> [What you will do] Extract and list every line that contains the word "JSON".

Records contained in a dataset
------------------------------

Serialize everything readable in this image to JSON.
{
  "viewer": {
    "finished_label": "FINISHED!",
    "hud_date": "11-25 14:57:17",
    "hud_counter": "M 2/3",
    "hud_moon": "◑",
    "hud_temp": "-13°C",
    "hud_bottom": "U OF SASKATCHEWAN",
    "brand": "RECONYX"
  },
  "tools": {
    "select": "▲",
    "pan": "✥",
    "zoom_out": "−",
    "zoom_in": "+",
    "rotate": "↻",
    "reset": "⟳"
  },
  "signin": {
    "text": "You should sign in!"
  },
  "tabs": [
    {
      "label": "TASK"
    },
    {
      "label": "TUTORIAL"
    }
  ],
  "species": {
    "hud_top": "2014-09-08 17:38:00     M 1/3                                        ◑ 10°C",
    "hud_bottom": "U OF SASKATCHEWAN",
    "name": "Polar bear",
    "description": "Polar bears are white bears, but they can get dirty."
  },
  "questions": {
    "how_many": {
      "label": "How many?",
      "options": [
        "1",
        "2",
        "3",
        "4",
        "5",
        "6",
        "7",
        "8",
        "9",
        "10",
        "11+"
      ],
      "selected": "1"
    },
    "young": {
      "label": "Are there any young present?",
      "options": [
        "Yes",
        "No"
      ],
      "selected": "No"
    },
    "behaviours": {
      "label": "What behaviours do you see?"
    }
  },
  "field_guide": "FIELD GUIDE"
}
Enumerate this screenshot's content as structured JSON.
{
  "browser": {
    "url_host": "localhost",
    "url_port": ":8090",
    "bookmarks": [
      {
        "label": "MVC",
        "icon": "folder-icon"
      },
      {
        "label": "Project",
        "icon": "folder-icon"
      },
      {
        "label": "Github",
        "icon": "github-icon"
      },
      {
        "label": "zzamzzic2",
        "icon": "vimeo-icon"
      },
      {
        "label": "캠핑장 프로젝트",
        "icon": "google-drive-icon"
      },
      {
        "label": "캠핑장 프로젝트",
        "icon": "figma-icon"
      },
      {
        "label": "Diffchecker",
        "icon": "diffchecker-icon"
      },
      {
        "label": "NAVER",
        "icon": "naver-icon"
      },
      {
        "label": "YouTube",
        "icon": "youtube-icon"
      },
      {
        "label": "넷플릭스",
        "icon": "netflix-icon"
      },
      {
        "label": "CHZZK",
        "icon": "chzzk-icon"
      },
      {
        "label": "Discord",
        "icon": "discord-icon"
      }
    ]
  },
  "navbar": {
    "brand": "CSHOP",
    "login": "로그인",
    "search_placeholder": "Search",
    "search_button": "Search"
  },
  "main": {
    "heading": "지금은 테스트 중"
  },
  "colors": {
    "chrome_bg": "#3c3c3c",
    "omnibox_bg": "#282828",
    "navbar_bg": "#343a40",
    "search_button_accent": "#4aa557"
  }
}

------------------------------

> [Result for this task]
Serialize everything readable in this image to JSON.
Enumerate this screenshot's content as structured JSON.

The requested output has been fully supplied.